* _STATED PROBLEM_
Exact reproduction of the data is required, with images excluded.
==== DATA SHOWN ====
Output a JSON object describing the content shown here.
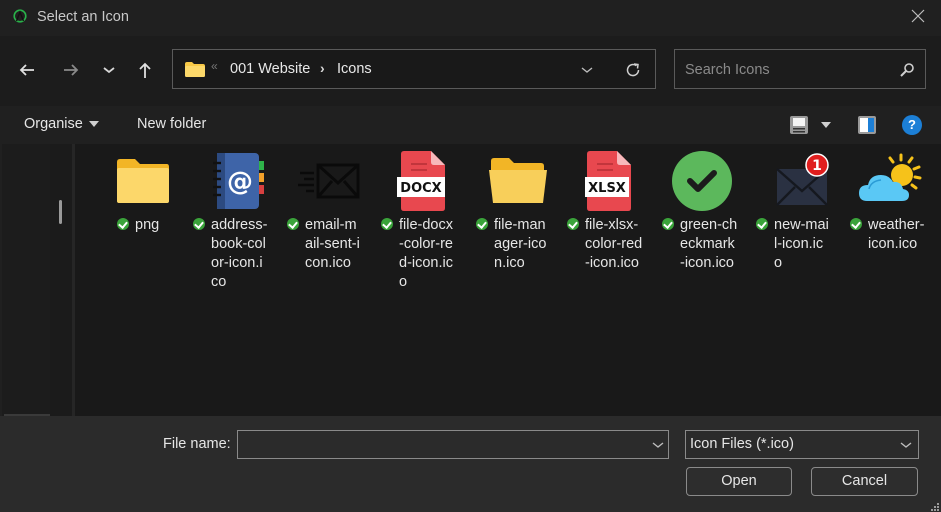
{
  "window": {
    "title": "Select an Icon",
    "close_label": "✕"
  },
  "nav": {
    "back_icon": "arrow-left-icon",
    "forward_icon": "arrow-right-icon",
    "recent_icon": "chevron-down-icon",
    "up_icon": "arrow-up-icon"
  },
  "address": {
    "overflow": "«",
    "breadcrumbs": [
      {
        "label": "001 Website"
      },
      {
        "label": "Icons"
      }
    ],
    "separator": "›"
  },
  "search": {
    "placeholder": "Search Icons",
    "value": ""
  },
  "toolbar": {
    "organise_label": "Organise",
    "new_folder_label": "New folder",
    "help_label": "?"
  },
  "files": [
    {
      "name": "png",
      "type": "folder",
      "lines": [
        "png"
      ]
    },
    {
      "name": "address-book-color-icon.ico",
      "type": "address-book",
      "lines": [
        "address-",
        "book-col",
        "or-icon.i",
        "co"
      ]
    },
    {
      "name": "email-mail-sent-icon.ico",
      "type": "mail-sent",
      "lines": [
        "email-m",
        "ail-sent-i",
        "con.ico"
      ]
    },
    {
      "name": "file-docx-color-red-icon.ico",
      "type": "docx",
      "badge": "DOCX",
      "lines": [
        "file-docx",
        "-color-re",
        "d-icon.ic",
        "o"
      ]
    },
    {
      "name": "file-manager-icon.ico",
      "type": "file-manager",
      "lines": [
        "file-man",
        "ager-ico",
        "n.ico"
      ]
    },
    {
      "name": "file-xlsx-color-red-icon.ico",
      "type": "xlsx",
      "badge": "XLSX",
      "lines": [
        "file-xlsx-",
        "color-red",
        "-icon.ico"
      ]
    },
    {
      "name": "green-checkmark-icon.ico",
      "type": "checkmark",
      "lines": [
        "green-ch",
        "eckmark",
        "-icon.ico"
      ]
    },
    {
      "name": "new-mail-icon.ico",
      "type": "new-mail",
      "badge": "1",
      "lines": [
        "new-mai",
        "l-icon.ic",
        "o"
      ]
    },
    {
      "name": "weather-icon.ico",
      "type": "weather",
      "lines": [
        "weather-",
        "icon.ico"
      ]
    }
  ],
  "footer": {
    "file_name_label": "File name:",
    "file_name_value": "",
    "filter_selected": "Icon Files (*.ico)",
    "open_label": "Open",
    "cancel_label": "Cancel"
  },
  "colors": {
    "accent_blue": "#1c7fd6",
    "sync_green": "#3aa33a",
    "folder_yellow": "#f8c947",
    "doc_red": "#e8484f"
  }
}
====
* _COMPLETED EXERCISE_
Output a JSON object describing the content shown here.
{
  "window": {
    "title": "Select an Icon",
    "close_label": "✕"
  },
  "nav": {
    "back_icon": "arrow-left-icon",
    "forward_icon": "arrow-right-icon",
    "recent_icon": "chevron-down-icon",
    "up_icon": "arrow-up-icon"
  },
  "address": {
    "overflow": "«",
    "breadcrumbs": [
      {
        "label": "001 Website"
      },
      {
        "label": "Icons"
      }
    ],
    "separator": "›"
  },
  "search": {
    "placeholder": "Search Icons",
    "value": ""
  },
  "toolbar": {
    "organise_label": "Organise",
    "new_folder_label": "New folder",
    "help_label": "?"
  },
  "files": [
    {
      "name": "png",
      "type": "folder",
      "lines": [
        "png"
      ]
    },
    {
      "name": "address-book-color-icon.ico",
      "type": "address-book",
      "lines": [
        "address-",
        "book-col",
        "or-icon.i",
        "co"
      ]
    },
    {
      "name": "email-mail-sent-icon.ico",
      "type": "mail-sent",
      "lines": [
        "email-m",
        "ail-sent-i",
        "con.ico"
      ]
    },
    {
      "name": "file-docx-color-red-icon.ico",
      "type": "docx",
      "badge": "DOCX",
      "lines": [
        "file-docx",
        "-color-re",
        "d-icon.ic",
        "o"
      ]
    },
    {
      "name": "file-manager-icon.ico",
      "type": "file-manager",
      "lines": [
        "file-man",
        "ager-ico",
        "n.ico"
      ]
    },
    {
      "name": "file-xlsx-color-red-icon.ico",
      "type": "xlsx",
      "badge": "XLSX",
      "lines": [
        "file-xlsx-",
        "color-red",
        "-icon.ico"
      ]
    },
    {
      "name": "green-checkmark-icon.ico",
      "type": "checkmark",
      "lines": [
        "green-ch",
        "eckmark",
        "-icon.ico"
      ]
    },
    {
      "name": "new-mail-icon.ico",
      "type": "new-mail",
      "badge": "1",
      "lines": [
        "new-mai",
        "l-icon.ic",
        "o"
      ]
    },
    {
      "name": "weather-icon.ico",
      "type": "weather",
      "lines": [
        "weather-",
        "icon.ico"
      ]
    }
  ],
  "footer": {
    "file_name_label": "File name:",
    "file_name_value": "",
    "filter_selected": "Icon Files (*.ico)",
    "open_label": "Open",
    "cancel_label": "Cancel"
  },
  "colors": {
    "accent_blue": "#1c7fd6",
    "sync_green": "#3aa33a",
    "folder_yellow": "#f8c947",
    "doc_red": "#e8484f"
  }
}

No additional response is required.